## DATA LISTING
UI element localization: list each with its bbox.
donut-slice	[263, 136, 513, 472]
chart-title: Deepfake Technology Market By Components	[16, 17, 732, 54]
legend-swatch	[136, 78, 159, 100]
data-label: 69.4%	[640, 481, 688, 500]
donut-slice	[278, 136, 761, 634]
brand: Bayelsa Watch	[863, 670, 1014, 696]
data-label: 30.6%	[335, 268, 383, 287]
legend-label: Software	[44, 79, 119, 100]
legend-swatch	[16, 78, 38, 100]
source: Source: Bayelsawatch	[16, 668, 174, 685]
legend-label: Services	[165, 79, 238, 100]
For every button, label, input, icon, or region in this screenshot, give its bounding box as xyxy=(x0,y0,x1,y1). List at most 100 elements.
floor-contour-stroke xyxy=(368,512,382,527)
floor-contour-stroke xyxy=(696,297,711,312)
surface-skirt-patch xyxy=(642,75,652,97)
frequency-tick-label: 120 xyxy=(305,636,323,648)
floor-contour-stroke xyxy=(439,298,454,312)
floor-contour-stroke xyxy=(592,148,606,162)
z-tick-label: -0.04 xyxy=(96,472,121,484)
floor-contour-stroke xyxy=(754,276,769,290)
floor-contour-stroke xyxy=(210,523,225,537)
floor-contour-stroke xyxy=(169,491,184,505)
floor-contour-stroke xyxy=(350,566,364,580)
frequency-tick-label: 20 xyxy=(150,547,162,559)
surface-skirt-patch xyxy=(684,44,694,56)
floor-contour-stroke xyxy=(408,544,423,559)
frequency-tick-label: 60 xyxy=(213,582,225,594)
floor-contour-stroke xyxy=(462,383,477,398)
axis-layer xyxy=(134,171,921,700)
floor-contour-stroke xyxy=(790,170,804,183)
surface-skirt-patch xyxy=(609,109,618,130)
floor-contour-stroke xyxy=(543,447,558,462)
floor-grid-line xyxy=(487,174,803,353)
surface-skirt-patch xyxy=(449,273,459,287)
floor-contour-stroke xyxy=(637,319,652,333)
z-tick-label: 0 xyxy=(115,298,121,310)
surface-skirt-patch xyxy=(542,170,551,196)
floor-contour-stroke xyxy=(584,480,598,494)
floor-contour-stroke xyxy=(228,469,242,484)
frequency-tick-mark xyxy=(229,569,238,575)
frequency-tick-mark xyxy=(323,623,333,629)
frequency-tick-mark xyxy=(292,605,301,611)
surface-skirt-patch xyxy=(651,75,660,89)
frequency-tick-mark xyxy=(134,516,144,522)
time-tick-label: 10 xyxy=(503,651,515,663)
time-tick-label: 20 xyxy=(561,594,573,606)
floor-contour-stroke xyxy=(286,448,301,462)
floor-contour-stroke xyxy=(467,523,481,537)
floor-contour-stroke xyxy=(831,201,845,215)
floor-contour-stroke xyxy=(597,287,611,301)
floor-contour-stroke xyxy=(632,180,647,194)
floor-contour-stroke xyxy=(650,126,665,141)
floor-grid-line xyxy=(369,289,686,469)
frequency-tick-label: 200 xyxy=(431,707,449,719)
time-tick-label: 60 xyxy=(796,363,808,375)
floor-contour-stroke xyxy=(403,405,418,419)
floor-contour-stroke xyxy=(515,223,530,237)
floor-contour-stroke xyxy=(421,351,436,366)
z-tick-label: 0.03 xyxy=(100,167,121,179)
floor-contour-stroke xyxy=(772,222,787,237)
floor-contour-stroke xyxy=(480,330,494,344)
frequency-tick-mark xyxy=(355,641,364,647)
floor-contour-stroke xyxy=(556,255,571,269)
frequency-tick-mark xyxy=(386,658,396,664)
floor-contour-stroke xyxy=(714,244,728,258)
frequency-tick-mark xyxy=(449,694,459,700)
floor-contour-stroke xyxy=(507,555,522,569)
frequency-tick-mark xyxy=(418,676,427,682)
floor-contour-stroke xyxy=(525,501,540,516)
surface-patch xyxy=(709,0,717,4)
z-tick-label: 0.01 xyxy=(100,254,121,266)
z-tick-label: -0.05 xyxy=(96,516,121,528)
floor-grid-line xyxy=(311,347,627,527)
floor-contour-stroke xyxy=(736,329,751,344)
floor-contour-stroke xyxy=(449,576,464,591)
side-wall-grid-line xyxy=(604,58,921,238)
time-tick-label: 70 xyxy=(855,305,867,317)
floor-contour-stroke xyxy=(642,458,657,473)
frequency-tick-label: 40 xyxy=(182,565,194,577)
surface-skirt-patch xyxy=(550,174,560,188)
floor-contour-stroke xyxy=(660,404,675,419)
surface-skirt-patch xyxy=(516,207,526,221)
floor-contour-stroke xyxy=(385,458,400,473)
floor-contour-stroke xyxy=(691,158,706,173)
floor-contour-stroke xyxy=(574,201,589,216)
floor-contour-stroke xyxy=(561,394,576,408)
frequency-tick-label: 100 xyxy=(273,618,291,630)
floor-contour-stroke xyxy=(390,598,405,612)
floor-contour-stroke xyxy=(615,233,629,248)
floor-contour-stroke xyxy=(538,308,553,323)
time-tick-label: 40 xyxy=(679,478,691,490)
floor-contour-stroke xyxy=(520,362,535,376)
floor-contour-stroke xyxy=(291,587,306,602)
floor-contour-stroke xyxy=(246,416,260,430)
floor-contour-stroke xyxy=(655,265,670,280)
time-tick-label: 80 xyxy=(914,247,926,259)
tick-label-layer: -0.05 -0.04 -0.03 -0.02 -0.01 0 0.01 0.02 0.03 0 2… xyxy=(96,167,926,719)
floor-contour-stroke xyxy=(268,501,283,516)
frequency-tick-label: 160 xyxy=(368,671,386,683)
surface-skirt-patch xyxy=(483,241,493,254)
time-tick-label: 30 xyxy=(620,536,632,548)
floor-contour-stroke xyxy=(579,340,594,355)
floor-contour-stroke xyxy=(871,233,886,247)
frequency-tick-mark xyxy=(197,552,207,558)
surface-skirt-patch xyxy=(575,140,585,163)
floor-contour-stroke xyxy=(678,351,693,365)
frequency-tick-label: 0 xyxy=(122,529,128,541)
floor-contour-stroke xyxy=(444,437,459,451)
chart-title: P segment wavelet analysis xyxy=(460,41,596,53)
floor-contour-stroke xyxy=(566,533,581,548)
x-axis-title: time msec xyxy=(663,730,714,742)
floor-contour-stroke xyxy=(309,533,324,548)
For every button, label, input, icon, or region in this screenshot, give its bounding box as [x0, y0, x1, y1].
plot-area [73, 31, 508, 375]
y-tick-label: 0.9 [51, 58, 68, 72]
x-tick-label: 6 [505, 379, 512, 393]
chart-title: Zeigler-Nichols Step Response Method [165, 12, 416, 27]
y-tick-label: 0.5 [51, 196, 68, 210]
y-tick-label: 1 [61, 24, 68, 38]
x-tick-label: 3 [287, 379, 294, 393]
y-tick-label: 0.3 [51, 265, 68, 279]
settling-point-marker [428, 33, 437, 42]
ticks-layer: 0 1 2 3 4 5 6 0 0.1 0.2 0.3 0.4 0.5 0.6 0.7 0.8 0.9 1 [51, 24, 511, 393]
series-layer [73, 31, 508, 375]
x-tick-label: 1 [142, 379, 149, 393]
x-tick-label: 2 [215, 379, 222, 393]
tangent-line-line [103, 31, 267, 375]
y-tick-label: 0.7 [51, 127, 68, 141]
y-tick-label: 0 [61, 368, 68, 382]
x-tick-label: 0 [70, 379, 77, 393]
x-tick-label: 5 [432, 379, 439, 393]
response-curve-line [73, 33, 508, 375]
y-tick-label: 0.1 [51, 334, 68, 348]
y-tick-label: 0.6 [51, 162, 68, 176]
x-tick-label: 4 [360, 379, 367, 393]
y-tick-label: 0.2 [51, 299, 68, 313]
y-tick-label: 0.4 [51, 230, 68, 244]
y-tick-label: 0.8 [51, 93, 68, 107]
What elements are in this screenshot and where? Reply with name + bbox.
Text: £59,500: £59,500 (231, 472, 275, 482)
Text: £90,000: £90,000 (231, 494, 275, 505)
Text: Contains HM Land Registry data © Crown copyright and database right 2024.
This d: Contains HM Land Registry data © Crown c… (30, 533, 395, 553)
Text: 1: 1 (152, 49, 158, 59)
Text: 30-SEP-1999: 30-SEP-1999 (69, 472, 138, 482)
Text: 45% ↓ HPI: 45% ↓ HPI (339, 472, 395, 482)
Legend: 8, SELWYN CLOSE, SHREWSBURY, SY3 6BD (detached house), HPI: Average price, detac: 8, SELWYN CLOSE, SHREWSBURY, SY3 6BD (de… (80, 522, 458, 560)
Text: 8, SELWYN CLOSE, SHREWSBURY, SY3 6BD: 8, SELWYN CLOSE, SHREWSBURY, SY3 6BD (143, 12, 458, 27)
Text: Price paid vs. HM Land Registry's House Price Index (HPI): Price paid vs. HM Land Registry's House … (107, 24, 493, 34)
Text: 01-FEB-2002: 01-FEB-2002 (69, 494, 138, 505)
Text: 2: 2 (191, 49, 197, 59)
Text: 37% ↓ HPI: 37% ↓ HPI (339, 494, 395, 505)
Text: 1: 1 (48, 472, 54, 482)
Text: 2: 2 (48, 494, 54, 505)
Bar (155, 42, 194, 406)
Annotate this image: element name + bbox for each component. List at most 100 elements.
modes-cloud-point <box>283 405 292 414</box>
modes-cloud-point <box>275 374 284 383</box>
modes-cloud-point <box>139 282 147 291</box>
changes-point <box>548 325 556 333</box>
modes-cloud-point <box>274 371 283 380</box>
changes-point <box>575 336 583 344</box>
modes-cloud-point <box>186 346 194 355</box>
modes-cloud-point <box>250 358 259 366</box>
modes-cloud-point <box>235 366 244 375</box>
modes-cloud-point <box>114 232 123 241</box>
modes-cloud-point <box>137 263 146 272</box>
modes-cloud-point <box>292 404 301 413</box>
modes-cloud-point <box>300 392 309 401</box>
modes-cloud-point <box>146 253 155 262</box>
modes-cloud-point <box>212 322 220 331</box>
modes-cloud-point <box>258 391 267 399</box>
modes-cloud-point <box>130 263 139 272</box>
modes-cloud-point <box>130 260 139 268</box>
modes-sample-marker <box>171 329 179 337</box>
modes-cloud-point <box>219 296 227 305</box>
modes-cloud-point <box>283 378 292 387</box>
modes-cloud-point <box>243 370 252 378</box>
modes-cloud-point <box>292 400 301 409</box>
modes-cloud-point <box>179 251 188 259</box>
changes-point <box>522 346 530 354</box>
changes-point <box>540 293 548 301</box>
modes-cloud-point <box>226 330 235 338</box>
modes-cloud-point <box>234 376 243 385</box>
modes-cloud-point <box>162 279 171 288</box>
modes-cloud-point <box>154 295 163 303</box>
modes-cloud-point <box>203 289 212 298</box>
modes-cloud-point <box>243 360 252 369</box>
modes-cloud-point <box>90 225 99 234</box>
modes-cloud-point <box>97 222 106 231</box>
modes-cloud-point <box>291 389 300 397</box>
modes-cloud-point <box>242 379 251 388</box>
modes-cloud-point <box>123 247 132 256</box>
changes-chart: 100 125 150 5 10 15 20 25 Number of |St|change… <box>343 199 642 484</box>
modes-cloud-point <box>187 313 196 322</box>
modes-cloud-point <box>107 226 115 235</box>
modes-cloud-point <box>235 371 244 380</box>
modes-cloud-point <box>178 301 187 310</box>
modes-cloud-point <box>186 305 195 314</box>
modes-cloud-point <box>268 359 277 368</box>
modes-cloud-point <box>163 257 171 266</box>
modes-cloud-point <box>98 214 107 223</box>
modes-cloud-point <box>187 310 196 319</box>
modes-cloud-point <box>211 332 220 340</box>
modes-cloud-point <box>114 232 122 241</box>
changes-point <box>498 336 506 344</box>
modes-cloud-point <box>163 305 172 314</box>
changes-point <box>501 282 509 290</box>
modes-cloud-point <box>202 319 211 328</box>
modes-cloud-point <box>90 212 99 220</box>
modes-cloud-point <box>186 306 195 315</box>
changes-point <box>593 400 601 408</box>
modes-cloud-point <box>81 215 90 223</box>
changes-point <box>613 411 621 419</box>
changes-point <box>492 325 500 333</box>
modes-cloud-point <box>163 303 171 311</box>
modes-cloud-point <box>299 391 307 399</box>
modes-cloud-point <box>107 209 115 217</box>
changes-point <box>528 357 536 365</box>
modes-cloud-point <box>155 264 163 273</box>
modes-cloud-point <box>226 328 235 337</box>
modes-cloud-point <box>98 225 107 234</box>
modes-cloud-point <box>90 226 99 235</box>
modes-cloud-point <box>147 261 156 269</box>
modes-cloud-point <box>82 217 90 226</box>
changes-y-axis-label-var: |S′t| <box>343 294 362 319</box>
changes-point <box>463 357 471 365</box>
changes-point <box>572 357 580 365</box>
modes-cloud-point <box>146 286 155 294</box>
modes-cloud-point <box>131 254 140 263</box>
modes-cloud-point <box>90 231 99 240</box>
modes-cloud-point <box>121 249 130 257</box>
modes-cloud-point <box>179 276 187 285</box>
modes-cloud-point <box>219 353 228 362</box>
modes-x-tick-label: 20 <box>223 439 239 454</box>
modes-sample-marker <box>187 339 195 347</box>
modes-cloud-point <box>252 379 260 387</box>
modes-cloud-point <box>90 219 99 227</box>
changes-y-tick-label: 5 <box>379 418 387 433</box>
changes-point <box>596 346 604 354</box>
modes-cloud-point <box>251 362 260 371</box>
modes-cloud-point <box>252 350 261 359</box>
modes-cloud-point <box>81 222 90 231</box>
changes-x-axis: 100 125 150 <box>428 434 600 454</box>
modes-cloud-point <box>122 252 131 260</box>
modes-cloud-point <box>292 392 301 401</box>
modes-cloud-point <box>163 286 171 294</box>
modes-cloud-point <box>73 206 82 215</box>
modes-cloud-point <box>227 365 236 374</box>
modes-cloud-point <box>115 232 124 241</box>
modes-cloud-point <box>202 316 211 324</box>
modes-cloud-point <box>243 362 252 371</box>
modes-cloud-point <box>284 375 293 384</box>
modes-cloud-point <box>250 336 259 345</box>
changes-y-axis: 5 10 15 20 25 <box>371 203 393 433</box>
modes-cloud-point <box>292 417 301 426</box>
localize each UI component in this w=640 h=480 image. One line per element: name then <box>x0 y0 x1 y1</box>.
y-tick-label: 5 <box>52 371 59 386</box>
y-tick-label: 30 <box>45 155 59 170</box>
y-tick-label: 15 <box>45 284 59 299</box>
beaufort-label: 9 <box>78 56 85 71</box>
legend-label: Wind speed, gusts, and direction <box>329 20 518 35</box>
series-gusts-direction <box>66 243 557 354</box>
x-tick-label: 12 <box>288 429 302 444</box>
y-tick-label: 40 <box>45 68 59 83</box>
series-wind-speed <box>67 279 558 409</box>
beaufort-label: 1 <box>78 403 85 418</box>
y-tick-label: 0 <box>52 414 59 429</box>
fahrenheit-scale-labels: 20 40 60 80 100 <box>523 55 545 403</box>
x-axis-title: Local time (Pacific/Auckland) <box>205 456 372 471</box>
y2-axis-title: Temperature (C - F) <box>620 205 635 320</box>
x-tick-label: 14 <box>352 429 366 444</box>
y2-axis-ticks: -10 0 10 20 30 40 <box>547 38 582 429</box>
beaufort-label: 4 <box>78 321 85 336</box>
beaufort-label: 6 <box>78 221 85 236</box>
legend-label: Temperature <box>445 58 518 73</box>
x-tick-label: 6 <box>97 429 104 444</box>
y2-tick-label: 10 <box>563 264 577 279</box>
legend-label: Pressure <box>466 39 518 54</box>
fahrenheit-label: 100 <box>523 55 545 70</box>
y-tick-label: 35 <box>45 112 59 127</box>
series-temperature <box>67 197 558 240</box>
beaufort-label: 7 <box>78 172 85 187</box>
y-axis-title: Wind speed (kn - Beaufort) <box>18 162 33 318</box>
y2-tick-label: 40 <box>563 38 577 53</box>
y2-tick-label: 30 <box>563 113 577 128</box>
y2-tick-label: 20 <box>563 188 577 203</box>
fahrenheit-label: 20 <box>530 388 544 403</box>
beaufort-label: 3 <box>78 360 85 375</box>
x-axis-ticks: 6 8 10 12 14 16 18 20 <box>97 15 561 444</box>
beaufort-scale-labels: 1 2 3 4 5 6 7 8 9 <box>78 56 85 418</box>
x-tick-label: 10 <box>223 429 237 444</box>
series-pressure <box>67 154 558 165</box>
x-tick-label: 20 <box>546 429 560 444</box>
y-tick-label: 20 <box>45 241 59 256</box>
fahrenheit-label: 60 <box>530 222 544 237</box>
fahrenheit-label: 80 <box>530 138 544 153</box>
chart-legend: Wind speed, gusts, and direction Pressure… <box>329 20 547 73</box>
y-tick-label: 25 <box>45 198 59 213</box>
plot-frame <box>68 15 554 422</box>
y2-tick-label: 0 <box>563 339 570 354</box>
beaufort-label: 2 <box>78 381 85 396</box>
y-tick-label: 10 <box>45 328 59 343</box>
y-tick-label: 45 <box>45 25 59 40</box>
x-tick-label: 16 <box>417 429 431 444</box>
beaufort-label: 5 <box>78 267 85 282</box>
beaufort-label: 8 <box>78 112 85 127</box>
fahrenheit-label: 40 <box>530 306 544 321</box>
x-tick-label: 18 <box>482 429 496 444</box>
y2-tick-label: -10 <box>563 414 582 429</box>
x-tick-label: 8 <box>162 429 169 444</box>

## WHAT THE TASK REQUIRES
Substitute "ring-segment" for "donut-slice" in everything from the start of the records down to the line containing "136, 761, 634]", both included. Write out those lines again with nothing else changed.

## EXPECTED ANSWER
UI element localization: list each with its bbox.
ring-segment	[263, 136, 513, 472]
chart-title: Deepfake Technology Market By Components	[16, 17, 732, 54]
legend-swatch	[136, 78, 159, 100]
data-label: 69.4%	[640, 481, 688, 500]
ring-segment	[278, 136, 761, 634]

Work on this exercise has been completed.